REQUIREMENTS: Copy out only those lines running from the line with "OCR this image." to the end of the listing, keeping each one exactly as it is.

RECORDS SUPPLIED:
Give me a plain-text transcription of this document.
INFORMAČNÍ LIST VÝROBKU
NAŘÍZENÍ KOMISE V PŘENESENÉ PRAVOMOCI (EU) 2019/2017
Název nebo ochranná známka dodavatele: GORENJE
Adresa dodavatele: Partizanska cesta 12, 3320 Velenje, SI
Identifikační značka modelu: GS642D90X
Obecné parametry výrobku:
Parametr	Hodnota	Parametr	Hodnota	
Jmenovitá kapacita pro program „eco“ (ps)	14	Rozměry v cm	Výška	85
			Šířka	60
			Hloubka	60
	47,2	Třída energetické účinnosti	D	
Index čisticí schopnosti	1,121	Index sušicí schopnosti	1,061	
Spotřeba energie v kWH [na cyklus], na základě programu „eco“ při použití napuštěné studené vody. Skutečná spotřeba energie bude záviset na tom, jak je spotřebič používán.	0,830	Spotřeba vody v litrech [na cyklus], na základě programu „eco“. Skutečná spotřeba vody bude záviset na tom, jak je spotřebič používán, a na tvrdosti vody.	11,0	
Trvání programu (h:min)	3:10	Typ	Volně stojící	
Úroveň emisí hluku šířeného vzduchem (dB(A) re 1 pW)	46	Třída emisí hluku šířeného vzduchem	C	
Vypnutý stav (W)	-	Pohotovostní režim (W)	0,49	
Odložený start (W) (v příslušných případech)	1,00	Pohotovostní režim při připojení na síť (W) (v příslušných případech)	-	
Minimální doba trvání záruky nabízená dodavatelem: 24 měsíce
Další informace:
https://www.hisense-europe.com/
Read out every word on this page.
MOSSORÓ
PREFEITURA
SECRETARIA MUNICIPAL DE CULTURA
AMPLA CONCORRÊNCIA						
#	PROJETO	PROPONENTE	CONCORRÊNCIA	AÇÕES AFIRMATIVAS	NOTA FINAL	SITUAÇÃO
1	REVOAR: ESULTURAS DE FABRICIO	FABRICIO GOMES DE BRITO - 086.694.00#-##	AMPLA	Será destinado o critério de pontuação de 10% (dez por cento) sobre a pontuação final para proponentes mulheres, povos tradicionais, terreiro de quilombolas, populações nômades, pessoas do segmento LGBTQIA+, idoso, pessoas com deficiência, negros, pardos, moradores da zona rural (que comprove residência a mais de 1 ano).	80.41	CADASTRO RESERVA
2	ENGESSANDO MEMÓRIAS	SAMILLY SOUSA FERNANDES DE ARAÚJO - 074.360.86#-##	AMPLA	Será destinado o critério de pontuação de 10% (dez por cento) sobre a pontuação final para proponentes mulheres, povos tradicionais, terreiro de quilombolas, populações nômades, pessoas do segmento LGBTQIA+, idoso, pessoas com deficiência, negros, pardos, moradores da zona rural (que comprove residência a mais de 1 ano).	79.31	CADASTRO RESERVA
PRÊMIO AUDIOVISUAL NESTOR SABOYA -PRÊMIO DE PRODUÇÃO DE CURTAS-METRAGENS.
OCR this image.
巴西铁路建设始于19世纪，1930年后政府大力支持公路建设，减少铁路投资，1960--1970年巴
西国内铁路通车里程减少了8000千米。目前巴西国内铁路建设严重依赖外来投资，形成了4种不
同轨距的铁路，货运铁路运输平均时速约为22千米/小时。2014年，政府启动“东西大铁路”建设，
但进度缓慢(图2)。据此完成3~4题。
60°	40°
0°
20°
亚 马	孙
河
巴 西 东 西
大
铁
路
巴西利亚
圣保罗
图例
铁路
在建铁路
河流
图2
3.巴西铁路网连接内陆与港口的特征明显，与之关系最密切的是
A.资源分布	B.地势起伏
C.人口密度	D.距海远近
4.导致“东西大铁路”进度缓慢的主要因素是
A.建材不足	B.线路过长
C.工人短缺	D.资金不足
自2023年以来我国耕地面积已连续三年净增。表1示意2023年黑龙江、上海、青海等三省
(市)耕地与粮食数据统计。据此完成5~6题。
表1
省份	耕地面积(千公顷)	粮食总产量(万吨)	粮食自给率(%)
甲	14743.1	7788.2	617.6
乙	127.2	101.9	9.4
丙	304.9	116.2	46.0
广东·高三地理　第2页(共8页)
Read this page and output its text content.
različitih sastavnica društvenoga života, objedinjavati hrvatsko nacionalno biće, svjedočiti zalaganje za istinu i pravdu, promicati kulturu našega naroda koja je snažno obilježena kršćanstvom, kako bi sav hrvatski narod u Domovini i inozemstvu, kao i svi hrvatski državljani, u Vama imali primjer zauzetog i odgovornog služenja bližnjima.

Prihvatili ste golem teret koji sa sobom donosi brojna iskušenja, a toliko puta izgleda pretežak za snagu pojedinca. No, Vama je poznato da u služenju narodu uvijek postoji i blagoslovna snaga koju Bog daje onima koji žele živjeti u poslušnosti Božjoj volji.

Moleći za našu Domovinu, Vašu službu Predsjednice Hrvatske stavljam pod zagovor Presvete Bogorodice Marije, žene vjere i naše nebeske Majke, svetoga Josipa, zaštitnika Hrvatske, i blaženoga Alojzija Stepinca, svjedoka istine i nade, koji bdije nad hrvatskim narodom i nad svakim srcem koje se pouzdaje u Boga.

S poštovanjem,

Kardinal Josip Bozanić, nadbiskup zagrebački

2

ANSWER TO THIS TASK:
OCR this image.
巴西铁路建设始于19世纪，1930年后政府大力支持公路建设，减少铁路投资，1960--1970年巴
西国内铁路通车里程减少了8000千米。目前巴西国内铁路建设严重依赖外来投资，形成了4种不
同轨距的铁路，货运铁路运输平均时速约为22千米/小时。2014年，政府启动“东西大铁路”建设，
但进度缓慢(图2)。据此完成3~4题。
60°	40°
0°
20°
亚 马	孙
河
巴 西 东 西
大
铁
路
巴西利亚
圣保罗
图例
铁路
在建铁路
河流
图2
3.巴西铁路网连接内陆与港口的特征明显，与之关系最密切的是
A.资源分布	B.地势起伏
C.人口密度	D.距海远近
4.导致“东西大铁路”进度缓慢的主要因素是
A.建材不足	B.线路过长
C.工人短缺	D.资金不足
自2023年以来我国耕地面积已连续三年净增。表1示意2023年黑龙江、上海、青海等三省
(市)耕地与粮食数据统计。据此完成5~6题。
表1
省份	耕地面积(千公顷)	粮食总产量(万吨)	粮食自给率(%)
甲	14743.1	7788.2	617.6
乙	127.2	101.9	9.4
丙	304.9	116.2	46.0
广东·高三地理　第2页(共8页)
Read this page and output its text content.
različitih sastavnica društvenoga života, objedinjavati hrvatsko nacionalno biće, svjedočiti zalaganje za istinu i pravdu, promicati kulturu našega naroda koja je snažno obilježena kršćanstvom, kako bi sav hrvatski narod u Domovini i inozemstvu, kao i svi hrvatski državljani, u Vama imali primjer zauzetog i odgovornog služenja bližnjima.

Prihvatili ste golem teret koji sa sobom donosi brojna iskušenja, a toliko puta izgleda pretežak za snagu pojedinca. No, Vama je poznato da u služenju narodu uvijek postoji i blagoslovna snaga koju Bog daje onima koji žele živjeti u poslušnosti Božjoj volji.

Moleći za našu Domovinu, Vašu službu Predsjednice Hrvatske stavljam pod zagovor Presvete Bogorodice Marije, žene vjere i naše nebeske Majke, svetoga Josipa, zaštitnika Hrvatske, i blaženoga Alojzija Stepinca, svjedoka istine i nade, koji bdije nad hrvatskim narodom i nad svakim srcem koje se pouzdaje u Boga.

S poštovanjem,

Kardinal Josip Bozanić, nadbiskup zagrebački

2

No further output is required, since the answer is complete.